Work required: In your copy, reproduce the entries exactly as they are, minus the images.

Stored entries

◇ ◇ ◇ ◇ ◇ ◇ ◇

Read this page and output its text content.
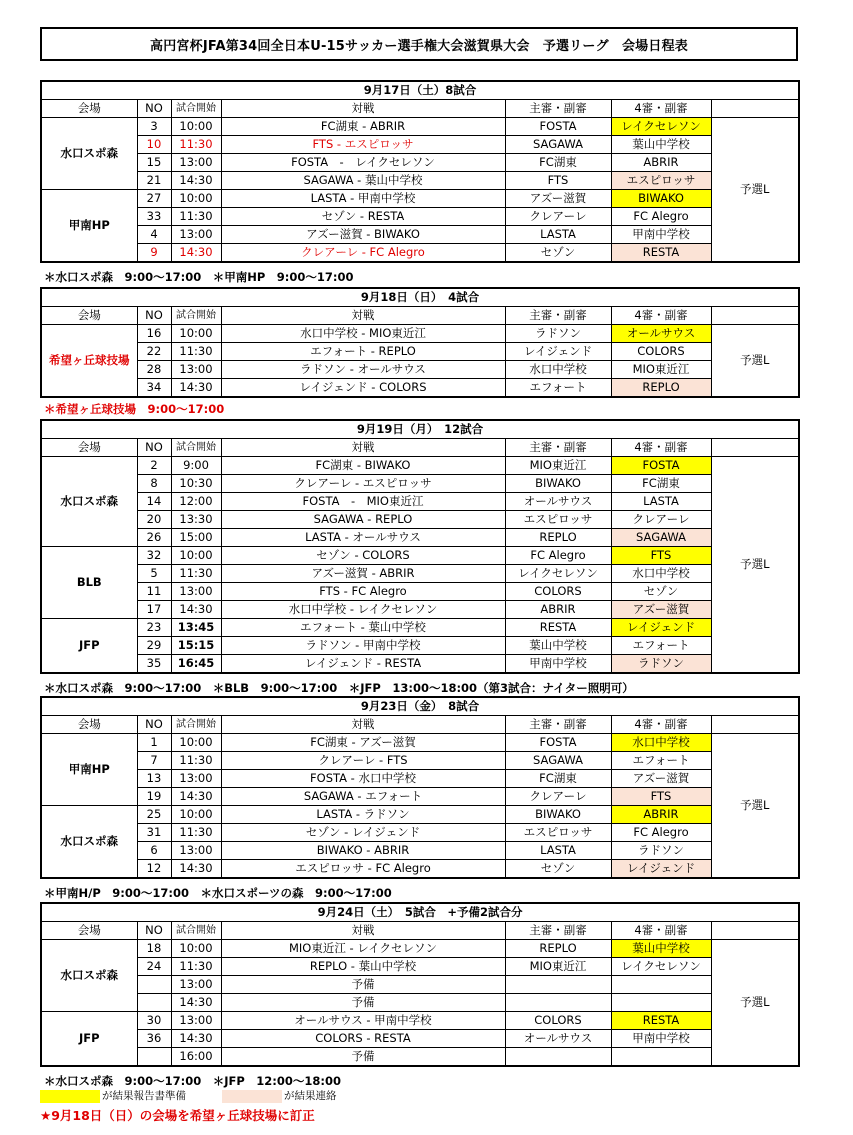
高円宮杯JFA第34回全日本U-15サッカー選手権大会滋賀県大会　予選リーグ　会場日程表
9月17日（土）8試合						
会場	NO	試合開始	対戦	主審・副審	4審・副審	
水口スポ森	3	10:00	FC湖東 - ABRIR	FOSTA	レイクセレソン	予選L
	10	11:30	FTS - エスピロッサ	SAGAWA	葉山中学校	
	15	13:00	FOSTA　-　レイクセレソン	FC湖東	ABRIR	
	21	14:30	SAGAWA - 葉山中学校	FTS	エスピロッサ	
甲南HP	27	10:00	LASTA - 甲南中学校	アズー滋賀	BIWAKO	
	33	11:30	セゾン - RESTA	クレアーレ	FC Alegro	
	4	13:00	アズー滋賀 - BIWAKO	LASTA	甲南中学校	
	9	14:30	クレアーレ - FC Alegro	セゾン	RESTA	
＊水口スポ森　9:00～17:00　＊甲南HP　9:00～17:00
9月18日（日）　4試合						
会場	NO	試合開始	対戦	主審・副審	4審・副審	
希望ヶ丘球技場	16	10:00	水口中学校 - MIO東近江	ラドソン	オールサウス	予選L
	22	11:30	エフォート - REPLO	レイジェンド	COLORS	
	28	13:00	ラドソン - オールサウス	水口中学校	MIO東近江	
	34	14:30	レイジェンド - COLORS	エフォート	REPLO	
＊希望ヶ丘球技場　9:00～17:00
9月19日（月）　12試合						
会場	NO	試合開始	対戦	主審・副審	4審・副審	
水口スポ森	2	9:00	FC湖東 - BIWAKO	MIO東近江	FOSTA	予選L
	8	10:30	クレアーレ - エスピロッサ	BIWAKO	FC湖東	
	14	12:00	FOSTA　-　MIO東近江	オールサウス	LASTA	
	20	13:30	SAGAWA - REPLO	エスピロッサ	クレアーレ	
	26	15:00	LASTA - オールサウス	REPLO	SAGAWA	
BLB	32	10:00	セゾン - COLORS	FC Alegro	FTS	
	5	11:30	アズー滋賀 - ABRIR	レイクセレソン	水口中学校	
	11	13:00	FTS - FC Alegro	COLORS	セゾン	
	17	14:30	水口中学校 - レイクセレソン	ABRIR	アズー滋賀	
JFP	23	13:45	エフォート - 葉山中学校	RESTA	レイジェンド	
	29	15:15	ラドソン - 甲南中学校	葉山中学校	エフォート	
	35	16:45	レイジェンド - RESTA	甲南中学校	ラドソン	
＊水口スポ森　9:00～17:00　＊BLB　9:00～17:00　＊JFP　13:00～18:00（第3試合：ナイター照明可）
9月23日（金）　8試合						
会場	NO	試合開始	対戦	主審・副審	4審・副審	
甲南HP	1	10:00	FC湖東 - アズー滋賀	FOSTA	水口中学校	予選L
	7	11:30	クレアーレ - FTS	SAGAWA	エフォート	
	13	13:00	FOSTA - 水口中学校	FC湖東	アズー滋賀	
	19	14:30	SAGAWA - エフォート	クレアーレ	FTS	
水口スポ森	25	10:00	LASTA - ラドソン	BIWAKO	ABRIR	
	31	11:30	セゾン - レイジェンド	エスピロッサ	FC Alegro	
	6	13:00	BIWAKO - ABRIR	LASTA	ラドソン	
	12	14:30	エスピロッサ - FC Alegro	セゾン	レイジェンド	
＊甲南H/P　9:00～17:00　＊水口スポーツの森　9:00～17:00
9月24日（土）　5試合　+予備2試合分						
会場	NO	試合開始	対戦	主審・副審	4審・副審	
水口スポ森	18	10:00	MIO東近江 - レイクセレソン	REPLO	葉山中学校	予選L
	24	11:30	REPLO - 葉山中学校	MIO東近江	レイクセレソン	
		13:00	予備			
		14:30	予備			
JFP	30	13:00	オールサウス - 甲南中学校	COLORS	RESTA	
	36	14:30	COLORS - RESTA	オールサウス	甲南中学校	
		16:00	予備			
＊水口スポ森　9:00～17:00　＊JFP　12:00～18:00
が結果報告書準備	が結果連絡
★9月18日（日）の会場を希望ヶ丘球技場に訂正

◇ ◇ ◇ ◇ ◇ ◇ ◇

Final result:
Read this page and output its text content.
高円宮杯JFA第34回全日本U-15サッカー選手権大会滋賀県大会　予選リーグ　会場日程表
9月17日（土）8試合						
会場	NO	試合開始	対戦	主審・副審	4審・副審	
水口スポ森	3	10:00	FC湖東 - ABRIR	FOSTA	レイクセレソン	予選L
	10	11:30	FTS - エスピロッサ	SAGAWA	葉山中学校	
	15	13:00	FOSTA　-　レイクセレソン	FC湖東	ABRIR	
	21	14:30	SAGAWA - 葉山中学校	FTS	エスピロッサ	
甲南HP	27	10:00	LASTA - 甲南中学校	アズー滋賀	BIWAKO	
	33	11:30	セゾン - RESTA	クレアーレ	FC Alegro	
	4	13:00	アズー滋賀 - BIWAKO	LASTA	甲南中学校	
	9	14:30	クレアーレ - FC Alegro	セゾン	RESTA	
＊水口スポ森　9:00～17:00　＊甲南HP　9:00～17:00
9月18日（日）　4試合						
会場	NO	試合開始	対戦	主審・副審	4審・副審	
希望ヶ丘球技場	16	10:00	水口中学校 - MIO東近江	ラドソン	オールサウス	予選L
	22	11:30	エフォート - REPLO	レイジェンド	COLORS	
	28	13:00	ラドソン - オールサウス	水口中学校	MIO東近江	
	34	14:30	レイジェンド - COLORS	エフォート	REPLO	
＊希望ヶ丘球技場　9:00～17:00
9月19日（月）　12試合						
会場	NO	試合開始	対戦	主審・副審	4審・副審	
水口スポ森	2	9:00	FC湖東 - BIWAKO	MIO東近江	FOSTA	予選L
	8	10:30	クレアーレ - エスピロッサ	BIWAKO	FC湖東	
	14	12:00	FOSTA　-　MIO東近江	オールサウス	LASTA	
	20	13:30	SAGAWA - REPLO	エスピロッサ	クレアーレ	
	26	15:00	LASTA - オールサウス	REPLO	SAGAWA	
BLB	32	10:00	セゾン - COLORS	FC Alegro	FTS	
	5	11:30	アズー滋賀 - ABRIR	レイクセレソン	水口中学校	
	11	13:00	FTS - FC Alegro	COLORS	セゾン	
	17	14:30	水口中学校 - レイクセレソン	ABRIR	アズー滋賀	
JFP	23	13:45	エフォート - 葉山中学校	RESTA	レイジェンド	
	29	15:15	ラドソン - 甲南中学校	葉山中学校	エフォート	
	35	16:45	レイジェンド - RESTA	甲南中学校	ラドソン	
＊水口スポ森　9:00～17:00　＊BLB　9:00～17:00　＊JFP　13:00～18:00（第3試合：ナイター照明可）
9月23日（金）　8試合						
会場	NO	試合開始	対戦	主審・副審	4審・副審	
甲南HP	1	10:00	FC湖東 - アズー滋賀	FOSTA	水口中学校	予選L
	7	11:30	クレアーレ - FTS	SAGAWA	エフォート	
	13	13:00	FOSTA - 水口中学校	FC湖東	アズー滋賀	
	19	14:30	SAGAWA - エフォート	クレアーレ	FTS	
水口スポ森	25	10:00	LASTA - ラドソン	BIWAKO	ABRIR	
	31	11:30	セゾン - レイジェンド	エスピロッサ	FC Alegro	
	6	13:00	BIWAKO - ABRIR	LASTA	ラドソン	
	12	14:30	エスピロッサ - FC Alegro	セゾン	レイジェンド	
＊甲南H/P　9:00～17:00　＊水口スポーツの森　9:00～17:00
9月24日（土）　5試合　+予備2試合分						
会場	NO	試合開始	対戦	主審・副審	4審・副審	
水口スポ森	18	10:00	MIO東近江 - レイクセレソン	REPLO	葉山中学校	予選L
	24	11:30	REPLO - 葉山中学校	MIO東近江	レイクセレソン	
		13:00	予備			
		14:30	予備			
JFP	30	13:00	オールサウス - 甲南中学校	COLORS	RESTA	
	36	14:30	COLORS - RESTA	オールサウス	甲南中学校	
		16:00	予備			
＊水口スポ森　9:00～17:00　＊JFP　12:00～18:00
が結果報告書準備	が結果連絡
★9月18日（日）の会場を希望ヶ丘球技場に訂正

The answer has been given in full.